Items from a data source

————

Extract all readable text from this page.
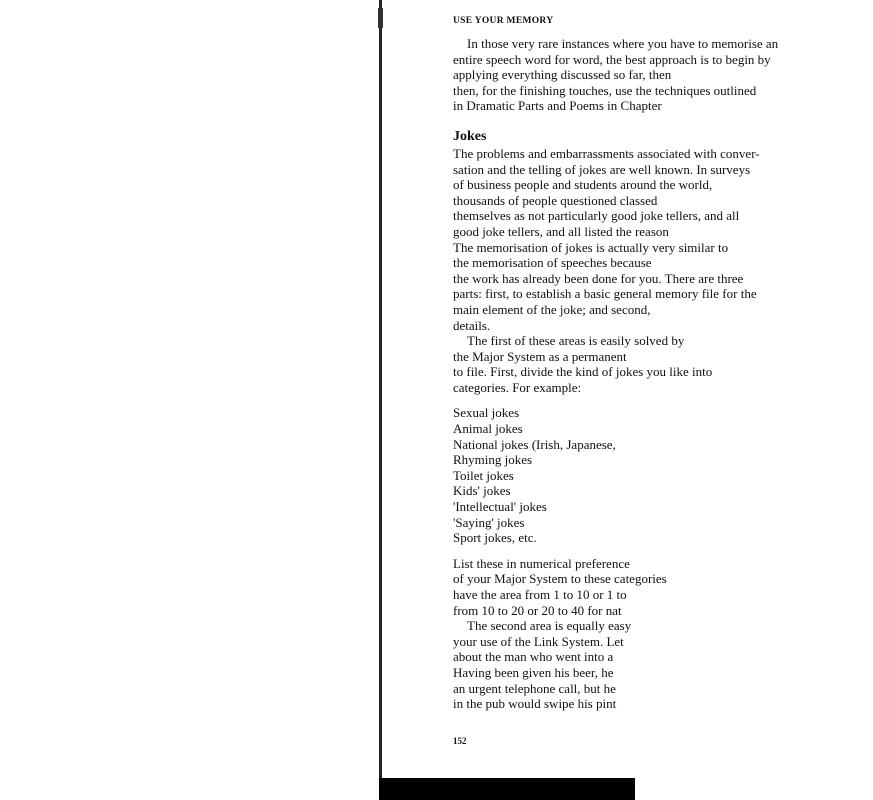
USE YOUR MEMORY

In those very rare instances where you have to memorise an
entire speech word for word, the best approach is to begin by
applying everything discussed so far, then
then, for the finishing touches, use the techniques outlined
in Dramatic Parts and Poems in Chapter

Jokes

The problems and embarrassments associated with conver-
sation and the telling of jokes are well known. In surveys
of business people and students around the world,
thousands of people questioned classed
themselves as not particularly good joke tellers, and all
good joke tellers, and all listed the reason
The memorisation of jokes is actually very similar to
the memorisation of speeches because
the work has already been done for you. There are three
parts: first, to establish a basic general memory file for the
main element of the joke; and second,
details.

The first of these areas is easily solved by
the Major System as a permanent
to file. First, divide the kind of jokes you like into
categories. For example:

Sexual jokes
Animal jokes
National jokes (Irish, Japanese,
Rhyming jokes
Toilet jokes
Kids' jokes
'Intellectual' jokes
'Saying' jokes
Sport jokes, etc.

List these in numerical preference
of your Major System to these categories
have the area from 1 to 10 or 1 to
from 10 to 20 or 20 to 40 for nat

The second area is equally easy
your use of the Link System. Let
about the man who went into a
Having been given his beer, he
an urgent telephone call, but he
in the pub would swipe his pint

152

————

Short exercise: Reply with nothing but the number of lines in the data above that contain "System".

Task result: 3